» Dataset records:
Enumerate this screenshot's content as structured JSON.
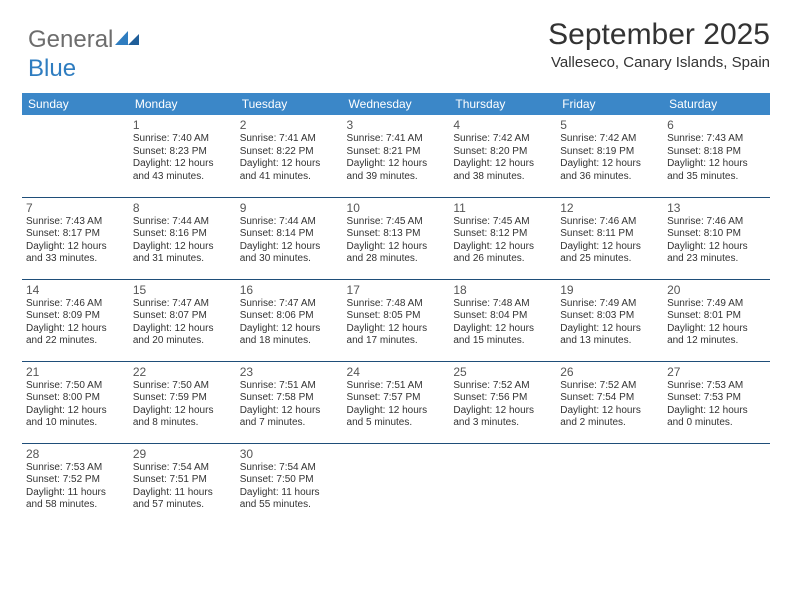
{
  "brand": {
    "general": "General",
    "blue": "Blue"
  },
  "title": "September 2025",
  "location": "Valleseco, Canary Islands, Spain",
  "colors": {
    "header_bg": "#3b87c8",
    "header_text": "#ffffff",
    "row_border": "#1f4e79",
    "text": "#333333",
    "logo_gray": "#6d6d6d",
    "logo_blue": "#2f7dc0",
    "background": "#ffffff"
  },
  "day_headers": [
    "Sunday",
    "Monday",
    "Tuesday",
    "Wednesday",
    "Thursday",
    "Friday",
    "Saturday"
  ],
  "weeks": [
    [
      null,
      {
        "n": "1",
        "sr": "Sunrise: 7:40 AM",
        "ss": "Sunset: 8:23 PM",
        "dl": "Daylight: 12 hours and 43 minutes."
      },
      {
        "n": "2",
        "sr": "Sunrise: 7:41 AM",
        "ss": "Sunset: 8:22 PM",
        "dl": "Daylight: 12 hours and 41 minutes."
      },
      {
        "n": "3",
        "sr": "Sunrise: 7:41 AM",
        "ss": "Sunset: 8:21 PM",
        "dl": "Daylight: 12 hours and 39 minutes."
      },
      {
        "n": "4",
        "sr": "Sunrise: 7:42 AM",
        "ss": "Sunset: 8:20 PM",
        "dl": "Daylight: 12 hours and 38 minutes."
      },
      {
        "n": "5",
        "sr": "Sunrise: 7:42 AM",
        "ss": "Sunset: 8:19 PM",
        "dl": "Daylight: 12 hours and 36 minutes."
      },
      {
        "n": "6",
        "sr": "Sunrise: 7:43 AM",
        "ss": "Sunset: 8:18 PM",
        "dl": "Daylight: 12 hours and 35 minutes."
      }
    ],
    [
      {
        "n": "7",
        "sr": "Sunrise: 7:43 AM",
        "ss": "Sunset: 8:17 PM",
        "dl": "Daylight: 12 hours and 33 minutes."
      },
      {
        "n": "8",
        "sr": "Sunrise: 7:44 AM",
        "ss": "Sunset: 8:16 PM",
        "dl": "Daylight: 12 hours and 31 minutes."
      },
      {
        "n": "9",
        "sr": "Sunrise: 7:44 AM",
        "ss": "Sunset: 8:14 PM",
        "dl": "Daylight: 12 hours and 30 minutes."
      },
      {
        "n": "10",
        "sr": "Sunrise: 7:45 AM",
        "ss": "Sunset: 8:13 PM",
        "dl": "Daylight: 12 hours and 28 minutes."
      },
      {
        "n": "11",
        "sr": "Sunrise: 7:45 AM",
        "ss": "Sunset: 8:12 PM",
        "dl": "Daylight: 12 hours and 26 minutes."
      },
      {
        "n": "12",
        "sr": "Sunrise: 7:46 AM",
        "ss": "Sunset: 8:11 PM",
        "dl": "Daylight: 12 hours and 25 minutes."
      },
      {
        "n": "13",
        "sr": "Sunrise: 7:46 AM",
        "ss": "Sunset: 8:10 PM",
        "dl": "Daylight: 12 hours and 23 minutes."
      }
    ],
    [
      {
        "n": "14",
        "sr": "Sunrise: 7:46 AM",
        "ss": "Sunset: 8:09 PM",
        "dl": "Daylight: 12 hours and 22 minutes."
      },
      {
        "n": "15",
        "sr": "Sunrise: 7:47 AM",
        "ss": "Sunset: 8:07 PM",
        "dl": "Daylight: 12 hours and 20 minutes."
      },
      {
        "n": "16",
        "sr": "Sunrise: 7:47 AM",
        "ss": "Sunset: 8:06 PM",
        "dl": "Daylight: 12 hours and 18 minutes."
      },
      {
        "n": "17",
        "sr": "Sunrise: 7:48 AM",
        "ss": "Sunset: 8:05 PM",
        "dl": "Daylight: 12 hours and 17 minutes."
      },
      {
        "n": "18",
        "sr": "Sunrise: 7:48 AM",
        "ss": "Sunset: 8:04 PM",
        "dl": "Daylight: 12 hours and 15 minutes."
      },
      {
        "n": "19",
        "sr": "Sunrise: 7:49 AM",
        "ss": "Sunset: 8:03 PM",
        "dl": "Daylight: 12 hours and 13 minutes."
      },
      {
        "n": "20",
        "sr": "Sunrise: 7:49 AM",
        "ss": "Sunset: 8:01 PM",
        "dl": "Daylight: 12 hours and 12 minutes."
      }
    ],
    [
      {
        "n": "21",
        "sr": "Sunrise: 7:50 AM",
        "ss": "Sunset: 8:00 PM",
        "dl": "Daylight: 12 hours and 10 minutes."
      },
      {
        "n": "22",
        "sr": "Sunrise: 7:50 AM",
        "ss": "Sunset: 7:59 PM",
        "dl": "Daylight: 12 hours and 8 minutes."
      },
      {
        "n": "23",
        "sr": "Sunrise: 7:51 AM",
        "ss": "Sunset: 7:58 PM",
        "dl": "Daylight: 12 hours and 7 minutes."
      },
      {
        "n": "24",
        "sr": "Sunrise: 7:51 AM",
        "ss": "Sunset: 7:57 PM",
        "dl": "Daylight: 12 hours and 5 minutes."
      },
      {
        "n": "25",
        "sr": "Sunrise: 7:52 AM",
        "ss": "Sunset: 7:56 PM",
        "dl": "Daylight: 12 hours and 3 minutes."
      },
      {
        "n": "26",
        "sr": "Sunrise: 7:52 AM",
        "ss": "Sunset: 7:54 PM",
        "dl": "Daylight: 12 hours and 2 minutes."
      },
      {
        "n": "27",
        "sr": "Sunrise: 7:53 AM",
        "ss": "Sunset: 7:53 PM",
        "dl": "Daylight: 12 hours and 0 minutes."
      }
    ],
    [
      {
        "n": "28",
        "sr": "Sunrise: 7:53 AM",
        "ss": "Sunset: 7:52 PM",
        "dl": "Daylight: 11 hours and 58 minutes."
      },
      {
        "n": "29",
        "sr": "Sunrise: 7:54 AM",
        "ss": "Sunset: 7:51 PM",
        "dl": "Daylight: 11 hours and 57 minutes."
      },
      {
        "n": "30",
        "sr": "Sunrise: 7:54 AM",
        "ss": "Sunset: 7:50 PM",
        "dl": "Daylight: 11 hours and 55 minutes."
      },
      null,
      null,
      null,
      null
    ]
  ]
}
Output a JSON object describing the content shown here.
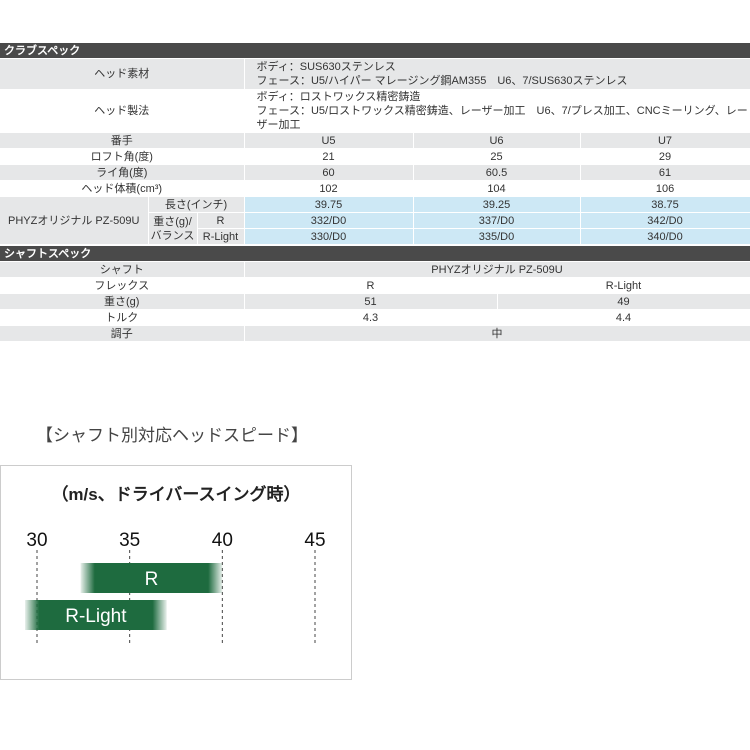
{
  "club_spec": {
    "title": "クラブスペック",
    "head_material": {
      "label": "ヘッド素材",
      "line1": "ボディ：SUS630ステンレス",
      "line2": "フェース：U5/ハイパー マレージング鋼AM355　U6、7/SUS630ステンレス"
    },
    "head_method": {
      "label": "ヘッド製法",
      "line1": "ボディ：ロストワックス精密鋳造",
      "line2": "フェース：U5/ロストワックス精密鋳造、レーザー加工　U6、7/プレス加工、CNCミーリング、レーザー加工"
    },
    "rows": [
      {
        "label": "番手",
        "values": [
          "U5",
          "U6",
          "U7"
        ]
      },
      {
        "label": "ロフト角(度)",
        "values": [
          "21",
          "25",
          "29"
        ]
      },
      {
        "label": "ライ角(度)",
        "values": [
          "60",
          "60.5",
          "61"
        ]
      },
      {
        "label": "ヘッド体積(cm³)",
        "values": [
          "102",
          "104",
          "106"
        ]
      }
    ],
    "shaft_block": {
      "name": "PHYZオリジナル PZ-509U",
      "length": {
        "label": "長さ(インチ)",
        "values": [
          "39.75",
          "39.25",
          "38.75"
        ]
      },
      "weight_label_1": "重さ(g)/",
      "weight_label_2": "バランス",
      "r": {
        "label": "R",
        "values": [
          "332/D0",
          "337/D0",
          "342/D0"
        ]
      },
      "rl": {
        "label": "R-Light",
        "values": [
          "330/D0",
          "335/D0",
          "340/D0"
        ]
      }
    }
  },
  "shaft_spec": {
    "title": "シャフトスペック",
    "shaft": {
      "label": "シャフト",
      "value": "PHYZオリジナル PZ-509U"
    },
    "flex": {
      "label": "フレックス",
      "values": [
        "R",
        "R-Light"
      ]
    },
    "weight": {
      "label": "重さ(g)",
      "values": [
        "51",
        "49"
      ]
    },
    "torque": {
      "label": "トルク",
      "values": [
        "4.3",
        "4.4"
      ]
    },
    "kick": {
      "label": "調子",
      "value": "中"
    }
  },
  "heading": "【シャフト別対応ヘッドスピード】",
  "chart_data": {
    "type": "bar",
    "orientation": "horizontal-range",
    "title": "（m/s、ドライバースイング時）",
    "ticks": [
      "30",
      "35",
      "40",
      "45"
    ],
    "xlim": [
      30,
      45
    ],
    "grid": true,
    "series": [
      {
        "name": "R",
        "range": [
          33,
          40
        ]
      },
      {
        "name": "R-Light",
        "range": [
          30,
          37
        ]
      }
    ],
    "color": "#1e6b3f"
  }
}
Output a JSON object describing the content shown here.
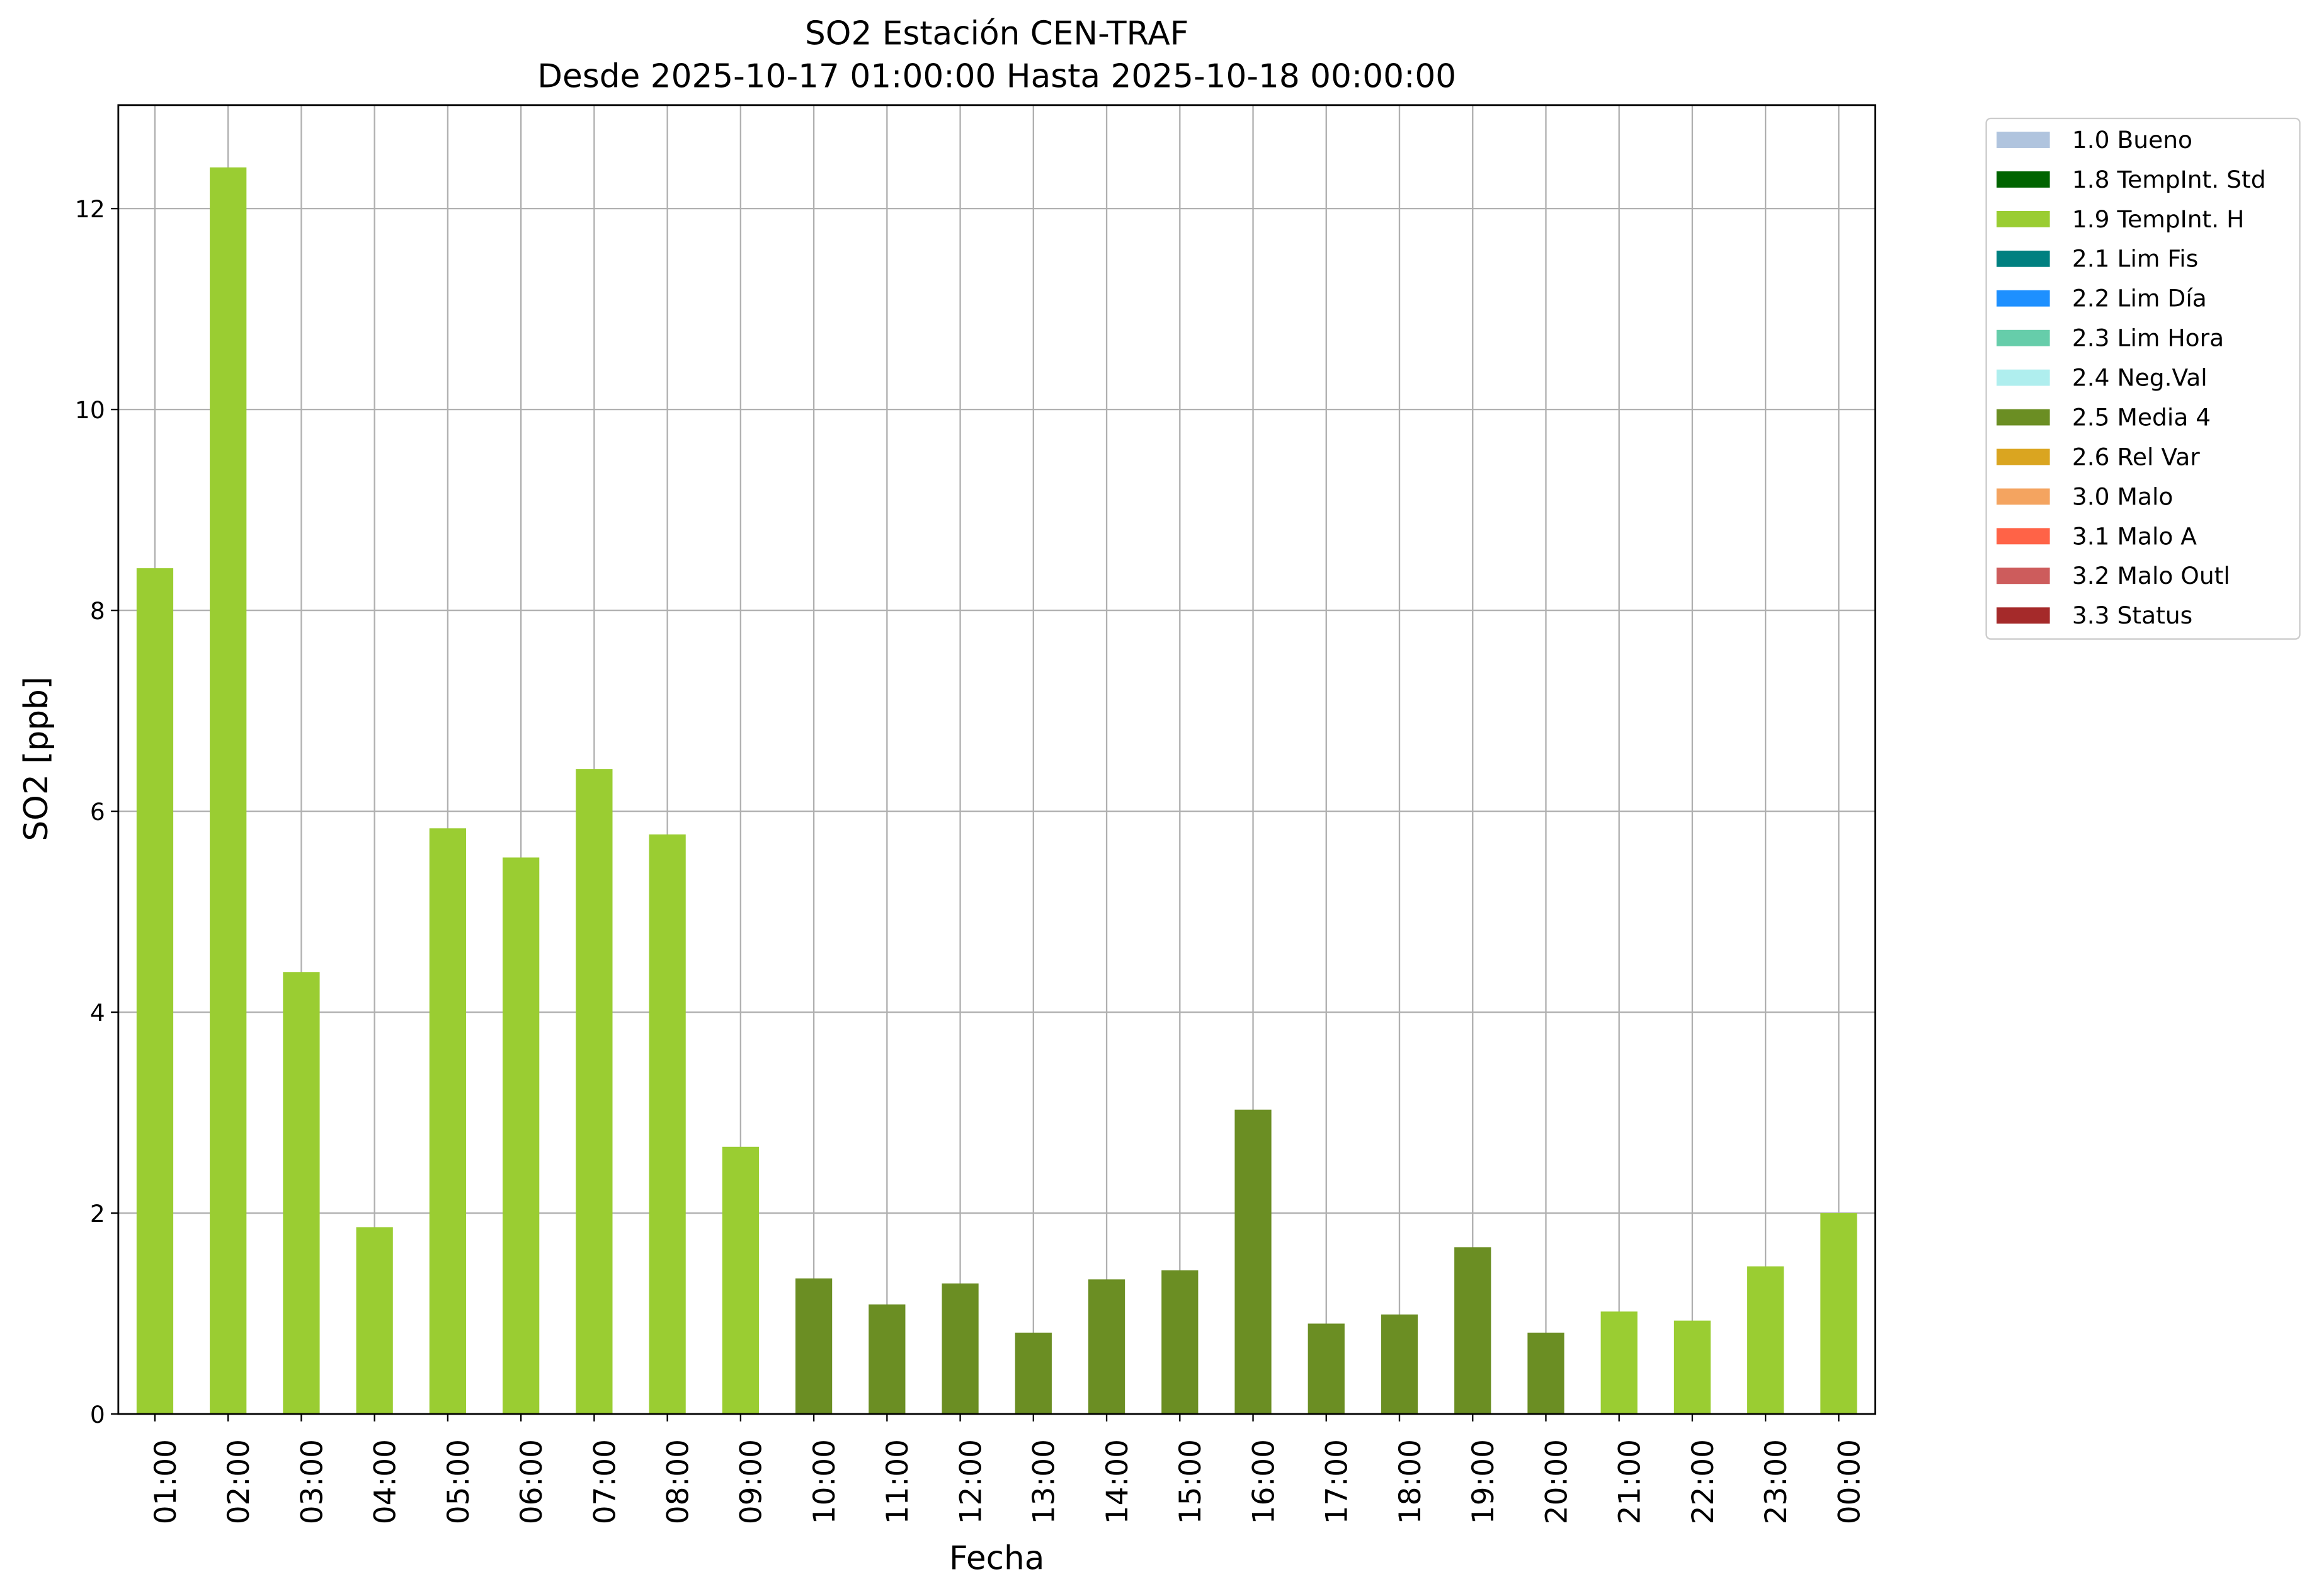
{
  "chart_data": {
    "type": "bar",
    "stacked": true,
    "title": "SO2 Estación CEN-TRAF",
    "subtitle": "Desde 2025-10-17 01:00:00 Hasta 2025-10-18 00:00:00",
    "x_label": "Fecha",
    "y_label": "SO2 [ppb]",
    "categories": [
      "01:00",
      "02:00",
      "03:00",
      "04:00",
      "05:00",
      "06:00",
      "07:00",
      "08:00",
      "09:00",
      "10:00",
      "11:00",
      "12:00",
      "13:00",
      "14:00",
      "15:00",
      "16:00",
      "17:00",
      "18:00",
      "19:00",
      "20:00",
      "21:00",
      "22:00",
      "23:00",
      "00:00"
    ],
    "series": [
      {
        "name": "1.0 Bueno",
        "color": "#b0c4de",
        "values": [
          null,
          null,
          null,
          null,
          null,
          null,
          null,
          null,
          null,
          null,
          null,
          null,
          null,
          null,
          null,
          null,
          null,
          null,
          null,
          null,
          null,
          null,
          null,
          null
        ]
      },
      {
        "name": "1.8 TempInt. Std",
        "color": "#006400",
        "values": [
          null,
          null,
          null,
          null,
          null,
          null,
          null,
          null,
          null,
          null,
          null,
          null,
          null,
          null,
          null,
          null,
          null,
          null,
          null,
          null,
          null,
          null,
          null,
          null
        ]
      },
      {
        "name": "1.9 TempInt. H",
        "color": "#9acd32",
        "values": [
          8.42,
          12.41,
          4.4,
          1.86,
          5.83,
          5.54,
          6.42,
          5.77,
          2.66,
          null,
          null,
          null,
          null,
          null,
          null,
          null,
          null,
          null,
          null,
          null,
          1.02,
          0.93,
          1.47,
          2.0
        ]
      },
      {
        "name": "2.1 Lim Fis",
        "color": "#008080",
        "values": [
          null,
          null,
          null,
          null,
          null,
          null,
          null,
          null,
          null,
          null,
          null,
          null,
          null,
          null,
          null,
          null,
          null,
          null,
          null,
          null,
          null,
          null,
          null,
          null
        ]
      },
      {
        "name": "2.2 Lim Día",
        "color": "#1e90ff",
        "values": [
          null,
          null,
          null,
          null,
          null,
          null,
          null,
          null,
          null,
          null,
          null,
          null,
          null,
          null,
          null,
          null,
          null,
          null,
          null,
          null,
          null,
          null,
          null,
          null
        ]
      },
      {
        "name": "2.3 Lim Hora",
        "color": "#66cdaa",
        "values": [
          null,
          null,
          null,
          null,
          null,
          null,
          null,
          null,
          null,
          null,
          null,
          null,
          null,
          null,
          null,
          null,
          null,
          null,
          null,
          null,
          null,
          null,
          null,
          null
        ]
      },
      {
        "name": "2.4 Neg.Val",
        "color": "#afeeee",
        "values": [
          null,
          null,
          null,
          null,
          null,
          null,
          null,
          null,
          null,
          null,
          null,
          null,
          null,
          null,
          null,
          null,
          null,
          null,
          null,
          null,
          null,
          null,
          null,
          null
        ]
      },
      {
        "name": "2.5 Media 4",
        "color": "#6b8e23",
        "values": [
          null,
          null,
          null,
          null,
          null,
          null,
          null,
          null,
          null,
          1.35,
          1.09,
          1.3,
          0.81,
          1.34,
          1.43,
          3.03,
          0.9,
          0.99,
          1.66,
          0.81,
          null,
          null,
          null,
          null
        ]
      },
      {
        "name": "2.6 Rel Var",
        "color": "#daa520",
        "values": [
          null,
          null,
          null,
          null,
          null,
          null,
          null,
          null,
          null,
          null,
          null,
          null,
          null,
          null,
          null,
          null,
          null,
          null,
          null,
          null,
          null,
          null,
          null,
          null
        ]
      },
      {
        "name": "3.0 Malo",
        "color": "#f4a460",
        "values": [
          null,
          null,
          null,
          null,
          null,
          null,
          null,
          null,
          null,
          null,
          null,
          null,
          null,
          null,
          null,
          null,
          null,
          null,
          null,
          null,
          null,
          null,
          null,
          null
        ]
      },
      {
        "name": "3.1 Malo A",
        "color": "#ff6347",
        "values": [
          null,
          null,
          null,
          null,
          null,
          null,
          null,
          null,
          null,
          null,
          null,
          null,
          null,
          null,
          null,
          null,
          null,
          null,
          null,
          null,
          null,
          null,
          null,
          null
        ]
      },
      {
        "name": "3.2 Malo Outl",
        "color": "#cd5c5c",
        "values": [
          null,
          null,
          null,
          null,
          null,
          null,
          null,
          null,
          null,
          null,
          null,
          null,
          null,
          null,
          null,
          null,
          null,
          null,
          null,
          null,
          null,
          null,
          null,
          null
        ]
      },
      {
        "name": "3.3 Status",
        "color": "#a52a2a",
        "values": [
          null,
          null,
          null,
          null,
          null,
          null,
          null,
          null,
          null,
          null,
          null,
          null,
          null,
          null,
          null,
          null,
          null,
          null,
          null,
          null,
          null,
          null,
          null,
          null
        ]
      }
    ],
    "ylim": [
      0,
      13.03
    ],
    "yticks": [
      0,
      2,
      4,
      6,
      8,
      10,
      12
    ],
    "grid": true
  }
}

» Aim: Copy out every line holding the string "Malo".

» Correct result:
        "name": "3.0 Malo",
        "name": "3.1 Malo A",
        "name": "3.2 Malo Outl",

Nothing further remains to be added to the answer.